• Brano da leggere:
Profeti del quotidiano
XIV Domenica Tempo Ordinario Anno B (Ez 2,2-5; 2Cor 12,7-10; Mc 6,1-6)
A volte ci sembra che sia finito il tempo dei profeti, di coloro che facevano udire chiara la voce, che scuotevano cuori e coscienze, che rendevano presente e visibile il futuro desiderato e sognato da Dio. Ci sembra che oggi anche l’annuncio sia un po’ addormentato, quasi prosaico, senza forza e passione.
Eppure anche il nostro è tempo di profezia, perché ogni tempo è visitato dalla presenza di Dio che manda profeti per narrarci e farci vedere la sua presenza nelle pieghe e nelle trame nascoste e spesso ignorate del nostro presente. Il profeta annuncia che la parola di Dio è viva e attuale, è parola che scende nei nostri vissuti, si incarna nelle nostre semplici storie. Il profeta vede le storie degli uomini e in esse ascolta la storia di Dio, sa riconoscerla e chiamarla per nome. E tocca anche a noi diventare profeti, testimoni credenti e credibili di una grazia che ci è stata donata, di una presenza che si è fatta vicina, di un Dio che si è fatto incontrare.

• Il compito:
Risponda a queste domande sul brano sui profeti:
1. Quale domenica dell'anno liturgico indica l'intestazione?
2. Come ci sembra oggi l'annuncio, secondo il brano?
3. Che cosa ascolta il profeta nelle storie degli uomini?
Il materiale non ha alcun ruolo in questa attività.

• Materiale fornito:
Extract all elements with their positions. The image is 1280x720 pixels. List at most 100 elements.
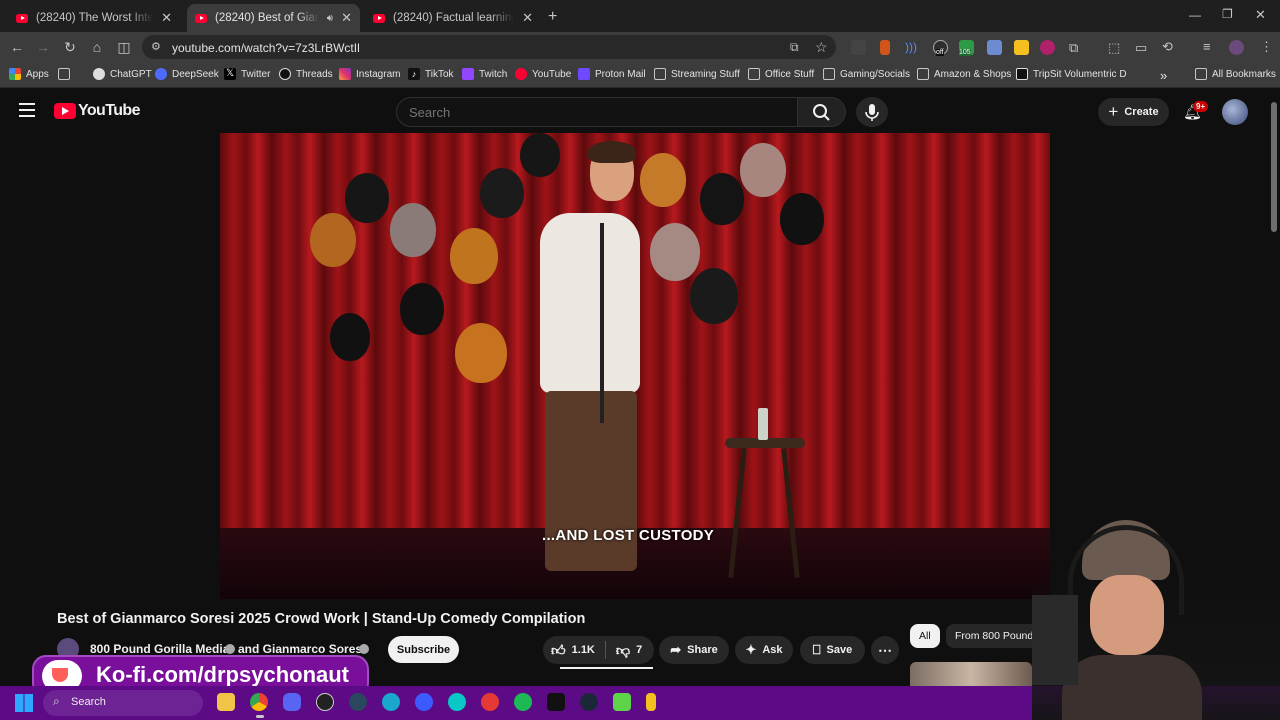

• Risultato dell'esercizio:
1. La XIV Domenica del Tempo Ordinario, Anno B.
2. Un po' addormentato, quasi prosaico, senza forza e passione.
3. La storia di Dio.